Work instructions: Repeat all the material exactly; pictures stay out of your copy.
--- Start of Record excerpts ---
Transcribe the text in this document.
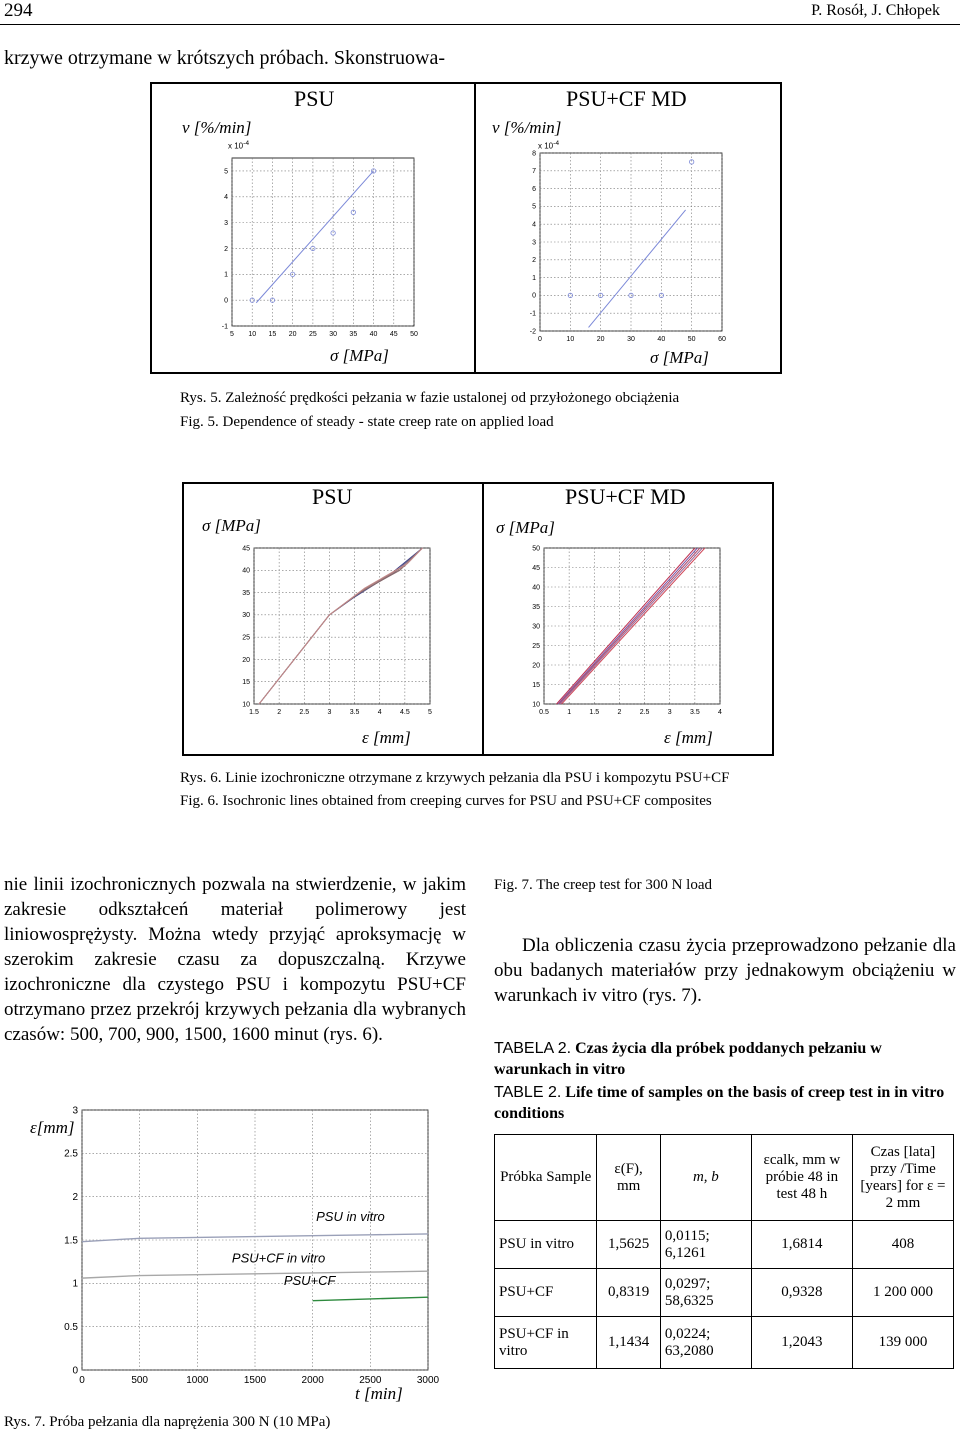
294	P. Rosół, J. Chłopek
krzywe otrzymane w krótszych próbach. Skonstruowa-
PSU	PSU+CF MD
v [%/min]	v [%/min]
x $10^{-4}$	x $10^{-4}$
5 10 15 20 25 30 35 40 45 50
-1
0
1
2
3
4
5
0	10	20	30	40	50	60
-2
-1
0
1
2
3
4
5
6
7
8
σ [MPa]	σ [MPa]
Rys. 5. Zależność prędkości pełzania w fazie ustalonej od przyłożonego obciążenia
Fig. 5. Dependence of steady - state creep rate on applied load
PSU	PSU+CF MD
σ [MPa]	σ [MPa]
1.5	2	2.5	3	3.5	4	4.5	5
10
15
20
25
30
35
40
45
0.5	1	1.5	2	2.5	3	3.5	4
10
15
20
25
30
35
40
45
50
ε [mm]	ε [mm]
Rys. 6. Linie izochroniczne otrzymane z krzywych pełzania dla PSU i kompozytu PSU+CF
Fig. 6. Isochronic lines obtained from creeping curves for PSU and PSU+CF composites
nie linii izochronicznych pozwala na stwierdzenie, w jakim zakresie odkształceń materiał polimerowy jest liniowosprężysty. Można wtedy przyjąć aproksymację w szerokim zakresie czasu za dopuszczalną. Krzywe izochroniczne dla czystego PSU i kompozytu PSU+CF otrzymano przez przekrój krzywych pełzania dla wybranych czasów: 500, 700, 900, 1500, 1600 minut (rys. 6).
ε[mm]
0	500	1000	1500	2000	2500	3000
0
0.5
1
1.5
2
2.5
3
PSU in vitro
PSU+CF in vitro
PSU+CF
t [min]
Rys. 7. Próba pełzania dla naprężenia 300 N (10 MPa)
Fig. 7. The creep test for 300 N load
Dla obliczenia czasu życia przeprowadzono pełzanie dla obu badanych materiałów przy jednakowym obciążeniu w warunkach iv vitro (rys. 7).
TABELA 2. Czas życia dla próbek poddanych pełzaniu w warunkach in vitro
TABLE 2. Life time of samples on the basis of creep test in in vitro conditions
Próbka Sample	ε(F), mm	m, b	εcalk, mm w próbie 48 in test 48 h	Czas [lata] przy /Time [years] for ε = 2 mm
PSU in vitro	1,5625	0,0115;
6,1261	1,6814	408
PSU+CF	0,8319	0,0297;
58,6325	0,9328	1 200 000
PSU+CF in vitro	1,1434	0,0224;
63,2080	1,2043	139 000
--- End of Record excerpts ---
Exercise response:
Transcribe the text in this document.
294	P. Rosół, J. Chłopek
krzywe otrzymane w krótszych próbach. Skonstruowa-
PSU	PSU+CF MD
v [%/min]	v [%/min]
x $10^{-4}$	x $10^{-4}$
5 10 15 20 25 30 35 40 45 50
-1
0
1
2
3
4
5
0	10	20	30	40	50	60
-2
-1
0
1
2
3
4
5
6
7
8
σ [MPa]	σ [MPa]
Rys. 5. Zależność prędkości pełzania w fazie ustalonej od przyłożonego obciążenia
Fig. 5. Dependence of steady - state creep rate on applied load
PSU	PSU+CF MD
σ [MPa]	σ [MPa]
1.5	2	2.5	3	3.5	4	4.5	5
10
15
20
25
30
35
40
45
0.5	1	1.5	2	2.5	3	3.5	4
10
15
20
25
30
35
40
45
50
ε [mm]	ε [mm]
Rys. 6. Linie izochroniczne otrzymane z krzywych pełzania dla PSU i kompozytu PSU+CF
Fig. 6. Isochronic lines obtained from creeping curves for PSU and PSU+CF composites
nie linii izochronicznych pozwala na stwierdzenie, w jakim zakresie odkształceń materiał polimerowy jest liniowosprężysty. Można wtedy przyjąć aproksymację w szerokim zakresie czasu za dopuszczalną. Krzywe izochroniczne dla czystego PSU i kompozytu PSU+CF otrzymano przez przekrój krzywych pełzania dla wybranych czasów: 500, 700, 900, 1500, 1600 minut (rys. 6).
ε[mm]
0	500	1000	1500	2000	2500	3000
0
0.5
1
1.5
2
2.5
3
PSU in vitro
PSU+CF in vitro
PSU+CF
t [min]
Rys. 7. Próba pełzania dla naprężenia 300 N (10 MPa)
Fig. 7. The creep test for 300 N load
Dla obliczenia czasu życia przeprowadzono pełzanie dla obu badanych materiałów przy jednakowym obciążeniu w warunkach iv vitro (rys. 7).
TABELA 2. Czas życia dla próbek poddanych pełzaniu w warunkach in vitro
TABLE 2. Life time of samples on the basis of creep test in in vitro conditions
Próbka Sample	ε(F), mm	m, b	εcalk, mm w próbie 48 in test 48 h	Czas [lata] przy /Time [years] for ε = 2 mm
PSU in vitro	1,5625	0,0115;
6,1261	1,6814	408
PSU+CF	0,8319	0,0297;
58,6325	0,9328	1 200 000
PSU+CF in vitro	1,1434	0,0224;
63,2080	1,2043	139 000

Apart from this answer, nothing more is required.